> **Work required**: The records that follow should be retyped word for word.

> **Given records**:
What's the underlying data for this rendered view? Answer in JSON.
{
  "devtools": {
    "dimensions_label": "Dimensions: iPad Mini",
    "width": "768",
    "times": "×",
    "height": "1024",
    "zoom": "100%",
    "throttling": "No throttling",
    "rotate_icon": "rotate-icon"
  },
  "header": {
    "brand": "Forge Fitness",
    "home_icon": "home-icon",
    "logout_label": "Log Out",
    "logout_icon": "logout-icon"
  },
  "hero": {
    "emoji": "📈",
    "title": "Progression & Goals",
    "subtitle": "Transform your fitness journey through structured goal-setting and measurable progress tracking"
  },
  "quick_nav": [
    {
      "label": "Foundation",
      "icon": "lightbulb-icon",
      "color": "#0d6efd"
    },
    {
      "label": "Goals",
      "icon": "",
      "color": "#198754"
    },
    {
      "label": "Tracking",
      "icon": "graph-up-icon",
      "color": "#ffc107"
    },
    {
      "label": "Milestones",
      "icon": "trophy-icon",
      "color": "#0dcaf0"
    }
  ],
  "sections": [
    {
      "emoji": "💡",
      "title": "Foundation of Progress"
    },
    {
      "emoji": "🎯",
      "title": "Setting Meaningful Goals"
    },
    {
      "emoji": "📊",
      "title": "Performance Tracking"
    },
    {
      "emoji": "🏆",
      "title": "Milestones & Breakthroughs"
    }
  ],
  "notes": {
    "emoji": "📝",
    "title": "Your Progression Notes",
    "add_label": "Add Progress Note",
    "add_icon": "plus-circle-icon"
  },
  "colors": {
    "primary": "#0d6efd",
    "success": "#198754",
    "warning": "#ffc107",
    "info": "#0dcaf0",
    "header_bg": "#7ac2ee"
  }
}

> **Finished answer**:
What's the underlying data for this rendered view? Answer in JSON.
{
  "devtools": {
    "dimensions_label": "Dimensions: iPad Mini",
    "width": "768",
    "times": "×",
    "height": "1024",
    "zoom": "100%",
    "throttling": "No throttling",
    "rotate_icon": "rotate-icon"
  },
  "header": {
    "brand": "Forge Fitness",
    "home_icon": "home-icon",
    "logout_label": "Log Out",
    "logout_icon": "logout-icon"
  },
  "hero": {
    "emoji": "📈",
    "title": "Progression & Goals",
    "subtitle": "Transform your fitness journey through structured goal-setting and measurable progress tracking"
  },
  "quick_nav": [
    {
      "label": "Foundation",
      "icon": "lightbulb-icon",
      "color": "#0d6efd"
    },
    {
      "label": "Goals",
      "icon": "",
      "color": "#198754"
    },
    {
      "label": "Tracking",
      "icon": "graph-up-icon",
      "color": "#ffc107"
    },
    {
      "label": "Milestones",
      "icon": "trophy-icon",
      "color": "#0dcaf0"
    }
  ],
  "sections": [
    {
      "emoji": "💡",
      "title": "Foundation of Progress"
    },
    {
      "emoji": "🎯",
      "title": "Setting Meaningful Goals"
    },
    {
      "emoji": "📊",
      "title": "Performance Tracking"
    },
    {
      "emoji": "🏆",
      "title": "Milestones & Breakthroughs"
    }
  ],
  "notes": {
    "emoji": "📝",
    "title": "Your Progression Notes",
    "add_label": "Add Progress Note",
    "add_icon": "plus-circle-icon"
  },
  "colors": {
    "primary": "#0d6efd",
    "success": "#198754",
    "warning": "#ffc107",
    "info": "#0dcaf0",
    "header_bg": "#7ac2ee"
  }
}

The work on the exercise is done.